*WORKING DATA*.
## BEGIN
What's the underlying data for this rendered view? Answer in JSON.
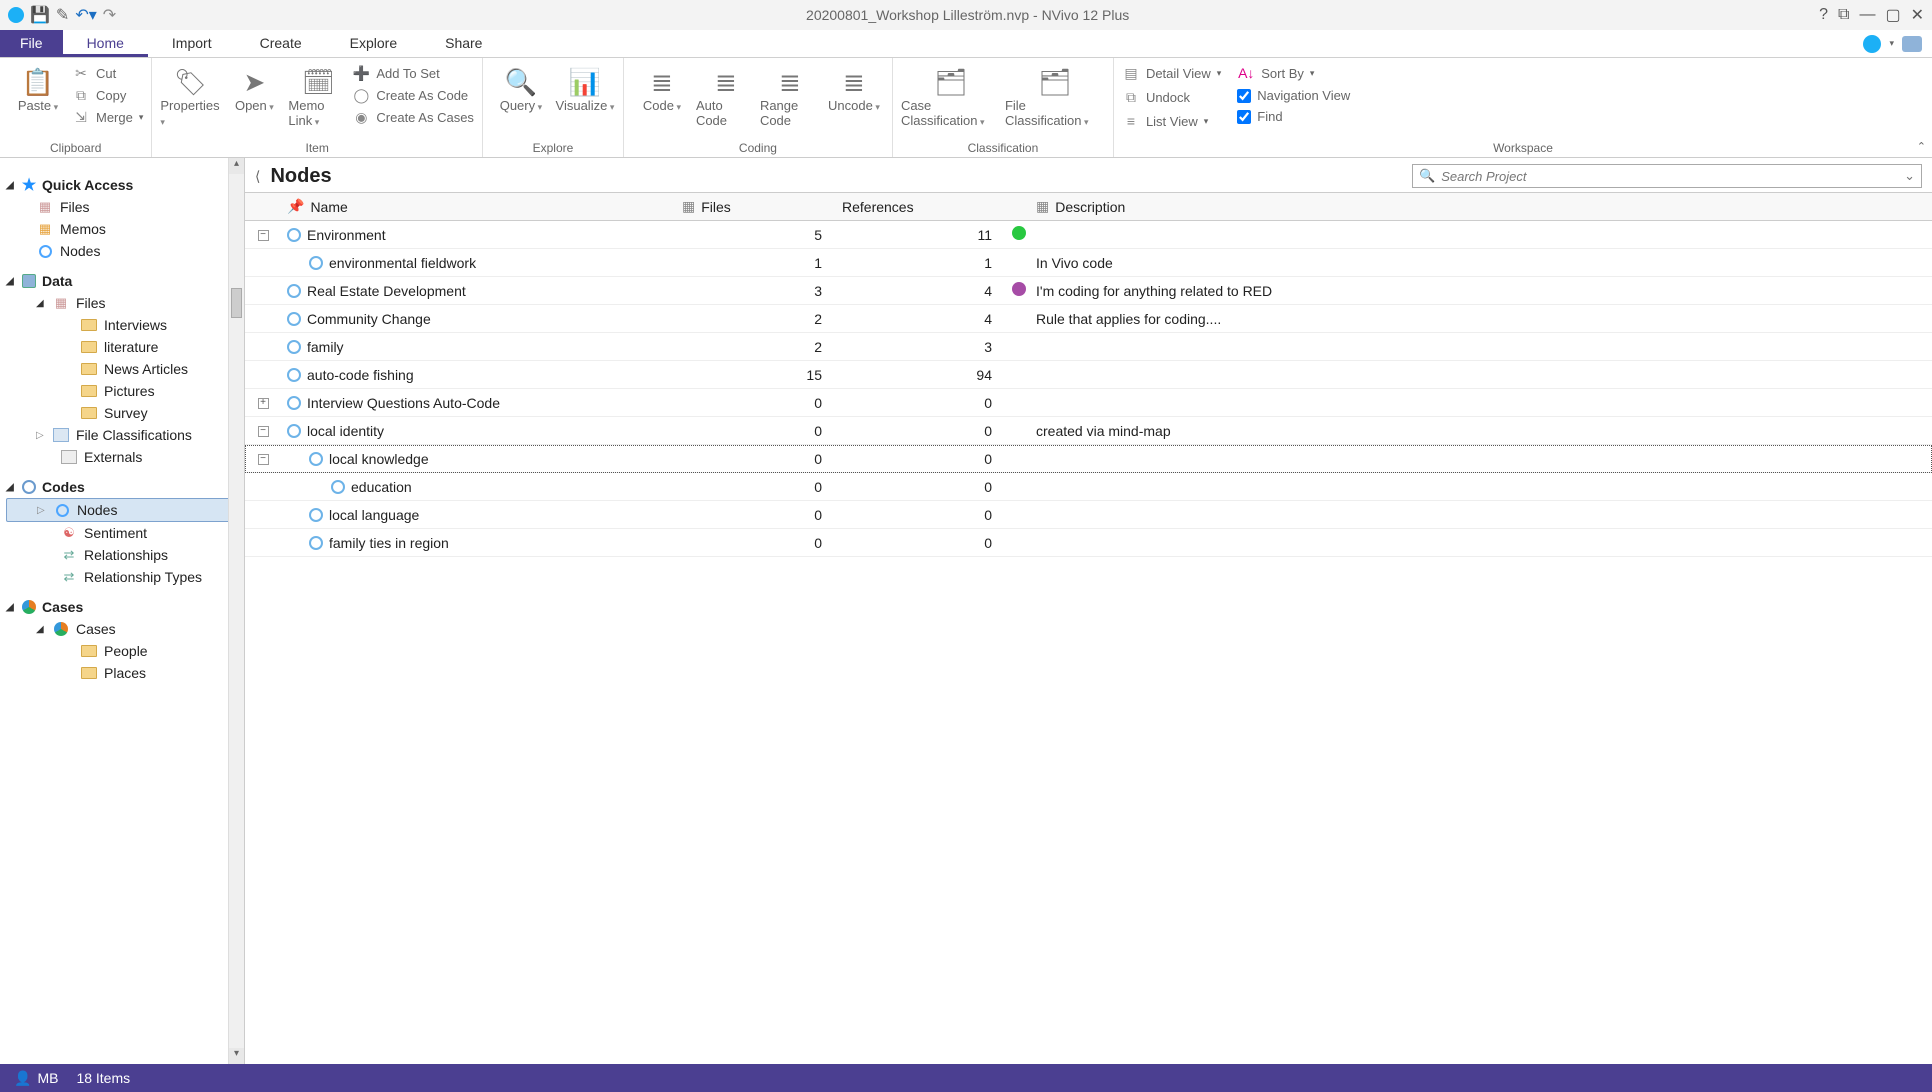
{
  "titlebar": {
    "title": "20200801_Workshop Lilleström.nvp - NVivo 12 Plus"
  },
  "window_buttons": {
    "help": "?",
    "restore": "⧉",
    "min": "—",
    "max": "▢",
    "close": "✕"
  },
  "menu": {
    "file": "File",
    "tabs": [
      "Home",
      "Import",
      "Create",
      "Explore",
      "Share"
    ],
    "active": "Home"
  },
  "ribbon": {
    "clipboard": {
      "paste": "Paste",
      "cut": "Cut",
      "copy": "Copy",
      "merge": "Merge",
      "label": "Clipboard"
    },
    "item": {
      "properties": "Properties",
      "open": "Open",
      "memo": "Memo Link",
      "addtoset": "Add To Set",
      "createcode": "Create As Code",
      "createcases": "Create As Cases",
      "label": "Item"
    },
    "explore": {
      "query": "Query",
      "visualize": "Visualize",
      "label": "Explore"
    },
    "coding": {
      "code": "Code",
      "auto": "Auto Code",
      "range": "Range Code",
      "uncode": "Uncode",
      "label": "Coding"
    },
    "classification": {
      "case": "Case Classification",
      "file": "File Classification",
      "label": "Classification"
    },
    "workspace": {
      "detail": "Detail View",
      "sort": "Sort By",
      "undock": "Undock",
      "navview": "Navigation View",
      "listview": "List View",
      "find": "Find",
      "label": "Workspace"
    }
  },
  "nav": {
    "quick_access": {
      "title": "Quick Access",
      "files": "Files",
      "memos": "Memos",
      "nodes": "Nodes"
    },
    "data": {
      "title": "Data",
      "files": "Files",
      "interviews": "Interviews",
      "literature": "literature",
      "news": "News Articles",
      "pictures": "Pictures",
      "survey": "Survey",
      "fc": "File Classifications",
      "externals": "Externals"
    },
    "codes": {
      "title": "Codes",
      "nodes": "Nodes",
      "sentiment": "Sentiment",
      "relationships": "Relationships",
      "reltypes": "Relationship Types"
    },
    "cases": {
      "title": "Cases",
      "cases": "Cases",
      "people": "People",
      "places": "Places"
    }
  },
  "main": {
    "heading": "Nodes",
    "search_placeholder": "Search Project",
    "columns": {
      "name": "Name",
      "files": "Files",
      "refs": "References",
      "desc": "Description"
    }
  },
  "rows": [
    {
      "exp": "⊟",
      "indent": 0,
      "name": "Environment",
      "files": "5",
      "refs": "11",
      "dot": "g",
      "desc": ""
    },
    {
      "exp": "",
      "indent": 1,
      "name": "environmental fieldwork",
      "files": "1",
      "refs": "1",
      "dot": "",
      "desc": "In Vivo code"
    },
    {
      "exp": "",
      "indent": 0,
      "name": "Real Estate Development",
      "files": "3",
      "refs": "4",
      "dot": "p",
      "desc": "I'm coding for anything related to RED"
    },
    {
      "exp": "",
      "indent": 0,
      "name": "Community Change",
      "files": "2",
      "refs": "4",
      "dot": "",
      "desc": "Rule that applies for coding...."
    },
    {
      "exp": "",
      "indent": 0,
      "name": "family",
      "files": "2",
      "refs": "3",
      "dot": "",
      "desc": ""
    },
    {
      "exp": "",
      "indent": 0,
      "name": "auto-code fishing",
      "files": "15",
      "refs": "94",
      "dot": "",
      "desc": ""
    },
    {
      "exp": "⊞",
      "indent": 0,
      "name": "Interview Questions Auto-Code",
      "files": "0",
      "refs": "0",
      "dot": "",
      "desc": ""
    },
    {
      "exp": "⊟",
      "indent": 0,
      "name": "local identity",
      "files": "0",
      "refs": "0",
      "dot": "",
      "desc": "created via  mind-map"
    },
    {
      "exp": "⊟",
      "indent": 1,
      "name": "local knowledge",
      "files": "0",
      "refs": "0",
      "dot": "",
      "desc": "",
      "sel": true
    },
    {
      "exp": "",
      "indent": 2,
      "name": "education",
      "files": "0",
      "refs": "0",
      "dot": "",
      "desc": ""
    },
    {
      "exp": "",
      "indent": 1,
      "name": "local language",
      "files": "0",
      "refs": "0",
      "dot": "",
      "desc": ""
    },
    {
      "exp": "",
      "indent": 1,
      "name": "family ties in region",
      "files": "0",
      "refs": "0",
      "dot": "",
      "desc": ""
    }
  ],
  "status": {
    "user": "MB",
    "items": "18 Items"
  }
}
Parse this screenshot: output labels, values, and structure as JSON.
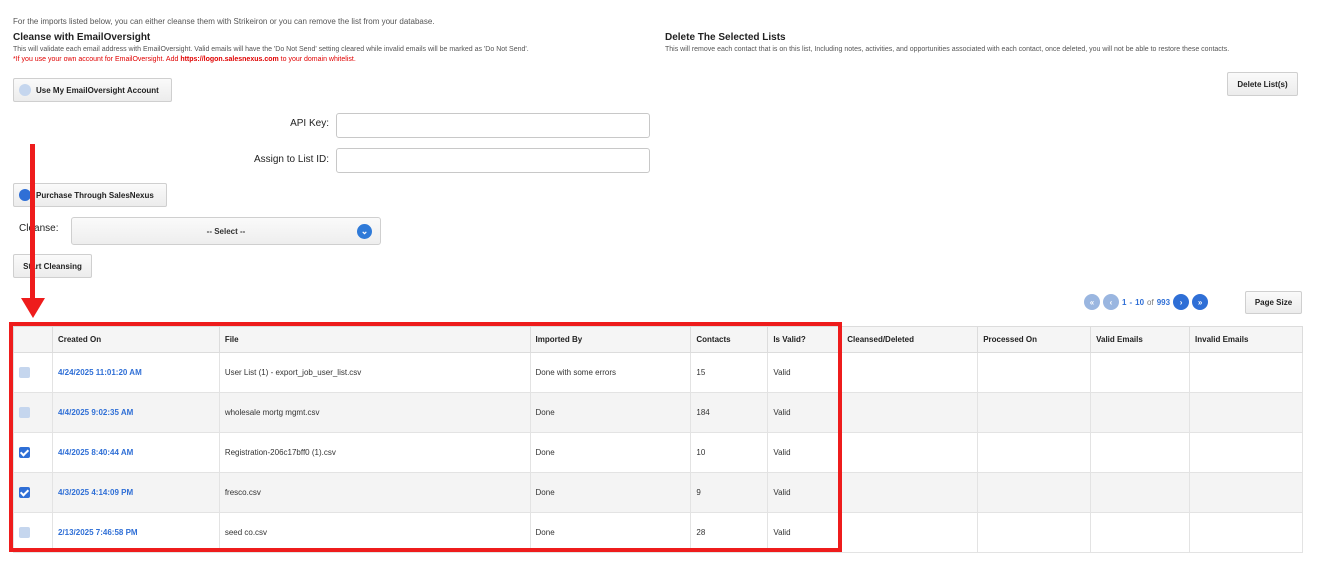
{
  "intro_text": "For the imports listed below, you can either cleanse them with Strikeiron or you can remove the list from your database.",
  "cleanse": {
    "title": "Cleanse with EmailOversight",
    "description": "This will validate each email address with EmailOversight. Valid emails will have the 'Do Not Send' setting cleared while invalid emails will be marked as 'Do Not Send'.",
    "note_prefix": "*If you use your own account for EmailOversight. Add ",
    "note_link": "https://logon.salesnexus.com",
    "note_suffix": " to your domain whitelist.",
    "own_account_label": "Use My EmailOversight Account",
    "api_key_label": "API Key:",
    "api_key_value": "",
    "list_id_label": "Assign to List ID:",
    "list_id_value": "",
    "purchase_label": "Purchase Through SalesNexus",
    "cleanse_label": "Cleanse:",
    "cleanse_select": "-- Select --",
    "start_label": "Start Cleansing"
  },
  "delete": {
    "title": "Delete The Selected Lists",
    "description": "This will remove each contact that is on this list, Including notes, activities, and opportunities associated with each contact, once deleted, you will not be able to restore these contacts.",
    "button_label": "Delete List(s)"
  },
  "pager": {
    "from": "1",
    "dash": "-",
    "to": "10",
    "of_label": "of",
    "total": "993",
    "page_size_label": "Page Size"
  },
  "table": {
    "headers": [
      "",
      "Created On",
      "File",
      "Imported By",
      "Contacts",
      "Is Valid?",
      "Cleansed/Deleted",
      "Processed On",
      "Valid Emails",
      "Invalid Emails"
    ],
    "rows": [
      {
        "checked": false,
        "created": "4/24/2025 11:01:20 AM",
        "file": "User List (1) - export_job_user_list.csv",
        "imported_by": "Done with some errors",
        "contacts": "15",
        "valid": "Valid"
      },
      {
        "checked": false,
        "created": "4/4/2025 9:02:35 AM",
        "file": "wholesale mortg mgmt.csv",
        "imported_by": "Done",
        "contacts": "184",
        "valid": "Valid"
      },
      {
        "checked": true,
        "created": "4/4/2025 8:40:44 AM",
        "file": "Registration-206c17bff0 (1).csv",
        "imported_by": "Done",
        "contacts": "10",
        "valid": "Valid"
      },
      {
        "checked": true,
        "created": "4/3/2025 4:14:09 PM",
        "file": "fresco.csv",
        "imported_by": "Done",
        "contacts": "9",
        "valid": "Valid"
      },
      {
        "checked": false,
        "created": "2/13/2025 7:46:58 PM",
        "file": "seed co.csv",
        "imported_by": "Done",
        "contacts": "28",
        "valid": "Valid"
      }
    ]
  },
  "colors": {
    "accent": "#2f6fd6",
    "annotation": "#ee1c1c"
  }
}
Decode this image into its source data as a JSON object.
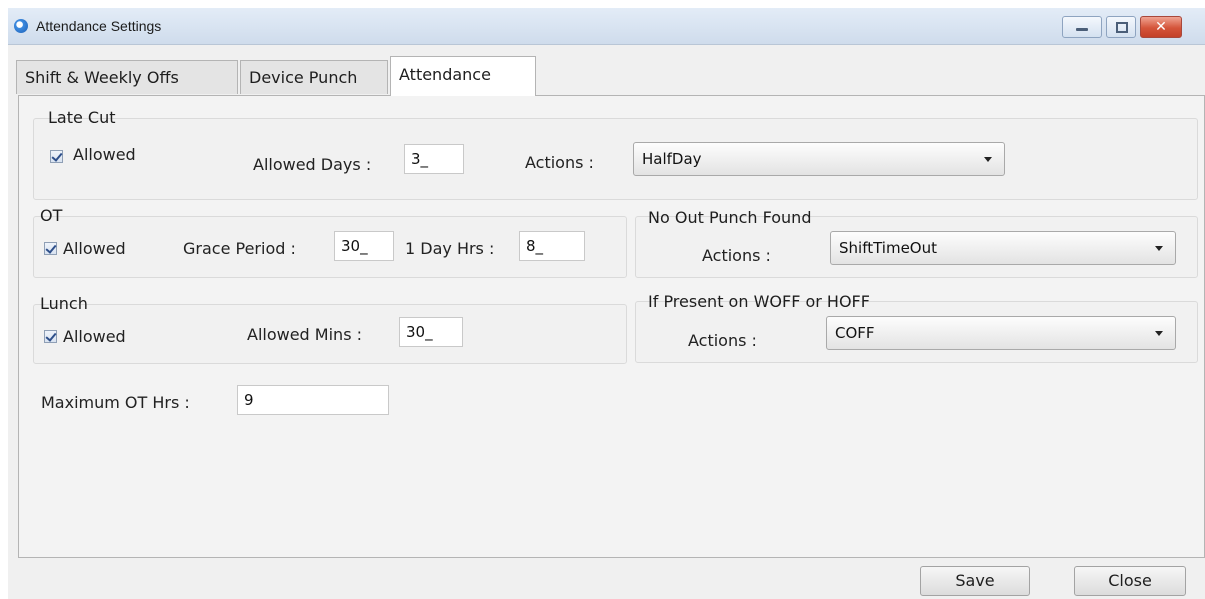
{
  "window": {
    "title": "Attendance Settings"
  },
  "tabs": [
    "Shift & Weekly Offs",
    "Device Punch",
    "Attendance"
  ],
  "late_cut": {
    "title": "Late Cut",
    "allowed_label": "Allowed",
    "allowed_checked": true,
    "days_label": "Allowed Days :",
    "days_value": "3_",
    "actions_label": "Actions :",
    "action_value": "HalfDay"
  },
  "ot": {
    "title": "OT",
    "allowed_label": "Allowed",
    "allowed_checked": true,
    "grace_label": "Grace Period :",
    "grace_value": "30_",
    "day_hrs_label": "1 Day Hrs :",
    "day_hrs_value": "8_"
  },
  "no_out_punch": {
    "title": "No Out Punch Found",
    "actions_label": "Actions :",
    "action_value": "ShiftTimeOut"
  },
  "lunch": {
    "title": "Lunch",
    "allowed_label": "Allowed",
    "allowed_checked": true,
    "mins_label": "Allowed Mins :",
    "mins_value": "30_"
  },
  "woff_hoff": {
    "title": "If Present on WOFF or HOFF",
    "actions_label": "Actions :",
    "action_value": "COFF"
  },
  "max_ot": {
    "label": "Maximum OT Hrs :",
    "value": "9"
  },
  "buttons": {
    "save": "Save",
    "close": "Close"
  },
  "icons": {
    "app": "app-icon",
    "minimize": "minimize-icon",
    "maximize": "maximize-icon",
    "close": "close-icon",
    "checkbox": "check-icon",
    "dropdown": "chevron-down-icon"
  }
}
## END
*EXERCISE*. Check each line of the entries above, and show every one holding the word "from".

*CORRECT ANSWER*.
  "intro_text": "For the imports listed below, you can either cleanse them with Strikeiron or you can remove the list from your database.",
    "from": "1",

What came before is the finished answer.